TASK TO COMPLETE –
Please put the material into a Markdown table with the columns Row and Line, numbering each row under Row and placing the line under Line. Begin at the line that contains "bar-5 xyxy=(419,888,440,960)", stop after the line that contains "bar-3 xyxy=(419,682,563,754)", and leave out any blank lines.

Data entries

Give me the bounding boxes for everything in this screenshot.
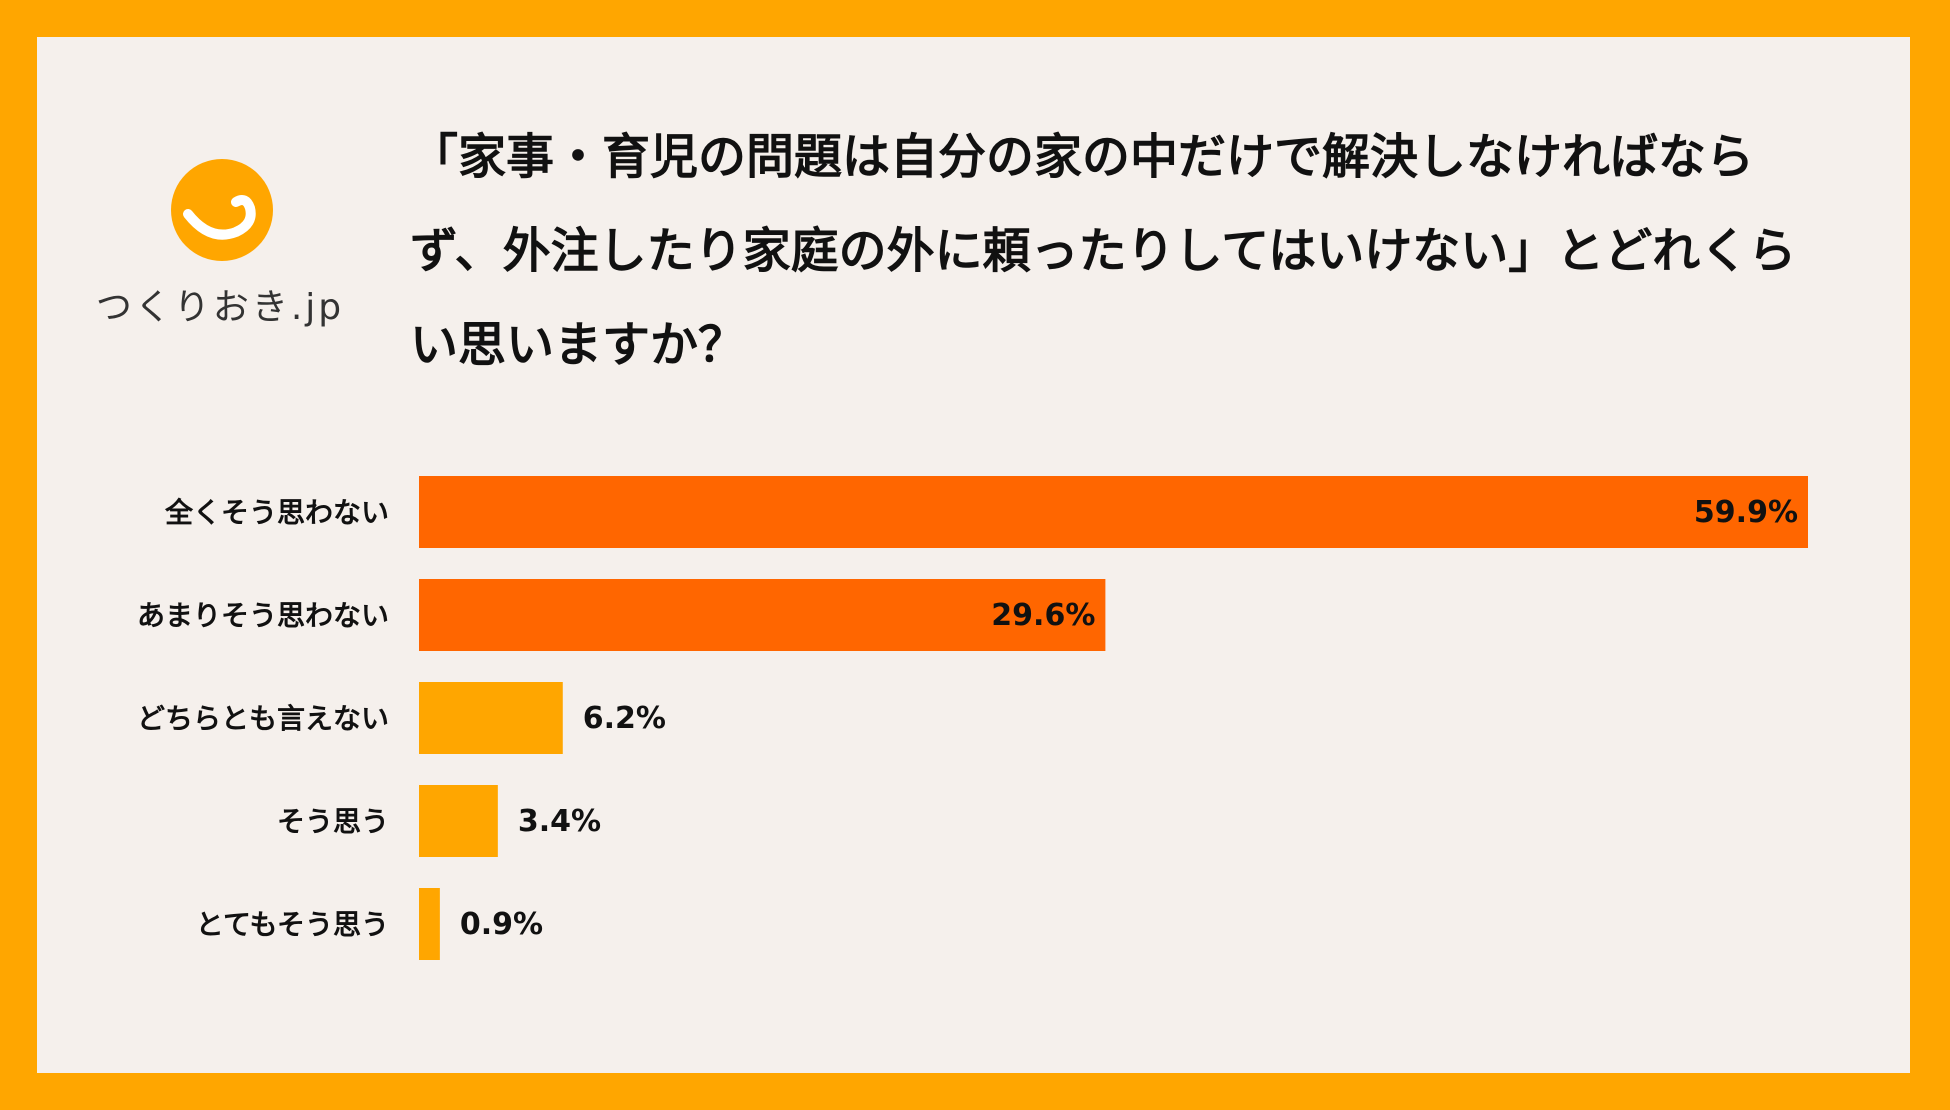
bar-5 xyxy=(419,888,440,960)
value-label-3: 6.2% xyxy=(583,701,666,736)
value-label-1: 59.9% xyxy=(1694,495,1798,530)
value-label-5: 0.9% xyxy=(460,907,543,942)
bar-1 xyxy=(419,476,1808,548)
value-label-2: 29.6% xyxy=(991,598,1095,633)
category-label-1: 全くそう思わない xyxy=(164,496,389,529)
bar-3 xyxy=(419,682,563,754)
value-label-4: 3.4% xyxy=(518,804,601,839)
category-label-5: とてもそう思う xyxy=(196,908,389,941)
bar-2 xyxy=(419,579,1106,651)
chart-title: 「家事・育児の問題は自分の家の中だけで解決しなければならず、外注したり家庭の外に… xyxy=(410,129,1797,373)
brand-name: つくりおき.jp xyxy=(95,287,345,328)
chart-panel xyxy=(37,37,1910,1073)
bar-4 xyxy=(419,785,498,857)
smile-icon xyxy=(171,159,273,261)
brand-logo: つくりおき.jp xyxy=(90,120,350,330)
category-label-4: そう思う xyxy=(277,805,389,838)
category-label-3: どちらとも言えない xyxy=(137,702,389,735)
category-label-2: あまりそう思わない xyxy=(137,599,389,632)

---

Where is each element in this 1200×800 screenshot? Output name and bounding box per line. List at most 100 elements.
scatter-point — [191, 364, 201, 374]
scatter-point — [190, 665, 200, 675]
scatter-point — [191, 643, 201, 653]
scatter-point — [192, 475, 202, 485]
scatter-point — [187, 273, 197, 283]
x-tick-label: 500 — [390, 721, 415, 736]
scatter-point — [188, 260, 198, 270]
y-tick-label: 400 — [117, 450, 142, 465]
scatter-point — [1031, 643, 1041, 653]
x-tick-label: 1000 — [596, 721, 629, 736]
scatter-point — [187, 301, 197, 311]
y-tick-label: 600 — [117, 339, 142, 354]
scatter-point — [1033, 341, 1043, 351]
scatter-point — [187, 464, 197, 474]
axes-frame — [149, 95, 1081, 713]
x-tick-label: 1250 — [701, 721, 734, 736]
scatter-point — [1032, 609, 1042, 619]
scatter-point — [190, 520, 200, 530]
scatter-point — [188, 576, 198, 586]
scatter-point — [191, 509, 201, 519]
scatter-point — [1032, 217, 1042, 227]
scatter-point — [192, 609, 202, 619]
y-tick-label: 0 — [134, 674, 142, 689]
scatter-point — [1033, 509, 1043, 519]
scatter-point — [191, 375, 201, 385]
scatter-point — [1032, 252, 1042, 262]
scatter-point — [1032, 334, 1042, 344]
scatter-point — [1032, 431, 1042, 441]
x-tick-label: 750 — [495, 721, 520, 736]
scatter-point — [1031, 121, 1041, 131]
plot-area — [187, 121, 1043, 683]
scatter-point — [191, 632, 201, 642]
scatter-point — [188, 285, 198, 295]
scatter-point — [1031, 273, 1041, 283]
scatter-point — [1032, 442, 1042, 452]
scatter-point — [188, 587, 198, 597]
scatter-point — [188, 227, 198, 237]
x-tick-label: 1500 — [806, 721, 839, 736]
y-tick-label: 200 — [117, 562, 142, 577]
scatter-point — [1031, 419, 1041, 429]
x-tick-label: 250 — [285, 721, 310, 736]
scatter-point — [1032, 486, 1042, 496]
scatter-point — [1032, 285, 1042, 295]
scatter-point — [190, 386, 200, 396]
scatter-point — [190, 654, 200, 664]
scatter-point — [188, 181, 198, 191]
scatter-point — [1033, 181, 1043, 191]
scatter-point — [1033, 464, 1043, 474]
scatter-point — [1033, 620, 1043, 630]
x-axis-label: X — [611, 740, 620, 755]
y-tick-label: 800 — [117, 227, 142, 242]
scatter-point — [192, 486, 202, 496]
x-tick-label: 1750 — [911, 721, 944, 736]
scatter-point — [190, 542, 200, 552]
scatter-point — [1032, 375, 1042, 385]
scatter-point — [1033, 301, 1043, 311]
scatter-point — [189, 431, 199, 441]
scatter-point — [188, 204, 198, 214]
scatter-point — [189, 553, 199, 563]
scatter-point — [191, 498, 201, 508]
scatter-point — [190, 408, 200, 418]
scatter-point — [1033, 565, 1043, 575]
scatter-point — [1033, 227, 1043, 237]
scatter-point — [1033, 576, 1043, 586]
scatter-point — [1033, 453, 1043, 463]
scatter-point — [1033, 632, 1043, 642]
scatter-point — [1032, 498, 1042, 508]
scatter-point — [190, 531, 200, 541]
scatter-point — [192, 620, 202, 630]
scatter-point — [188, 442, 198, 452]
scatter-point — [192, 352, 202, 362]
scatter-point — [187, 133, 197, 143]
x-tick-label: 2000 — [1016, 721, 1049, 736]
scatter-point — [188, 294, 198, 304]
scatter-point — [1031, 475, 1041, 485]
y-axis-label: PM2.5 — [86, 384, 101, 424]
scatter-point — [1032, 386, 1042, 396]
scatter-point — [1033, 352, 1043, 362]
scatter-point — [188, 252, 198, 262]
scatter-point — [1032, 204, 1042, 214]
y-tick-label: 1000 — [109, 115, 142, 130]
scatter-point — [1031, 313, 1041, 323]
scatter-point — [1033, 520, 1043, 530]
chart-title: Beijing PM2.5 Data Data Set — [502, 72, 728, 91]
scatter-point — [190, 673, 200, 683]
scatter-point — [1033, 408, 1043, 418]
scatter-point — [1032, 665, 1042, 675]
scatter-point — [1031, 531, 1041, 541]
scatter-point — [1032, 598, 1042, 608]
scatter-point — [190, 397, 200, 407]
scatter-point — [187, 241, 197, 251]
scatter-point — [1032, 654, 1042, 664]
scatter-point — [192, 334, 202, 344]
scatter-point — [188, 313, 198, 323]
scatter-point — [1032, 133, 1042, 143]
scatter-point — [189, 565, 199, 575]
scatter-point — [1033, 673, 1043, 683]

RESPONSE –
| Row | Line |
|---|---|
| 1 | bar-5 xyxy=(419,888,440,960) |
| 2 | value-label-3: 6.2% xyxy=(583,701,666,736) |
| 3 | value-label-1: 59.9% xyxy=(1694,495,1798,530) |
| 4 | value-label-5: 0.9% xyxy=(460,907,543,942) |
| 5 | bar-1 xyxy=(419,476,1808,548) |
| 6 | value-label-2: 29.6% xyxy=(991,598,1095,633) |
| 7 | category-label-1: 全くそう思わない xyxy=(164,496,389,529) |
| 8 | bar-3 xyxy=(419,682,563,754) |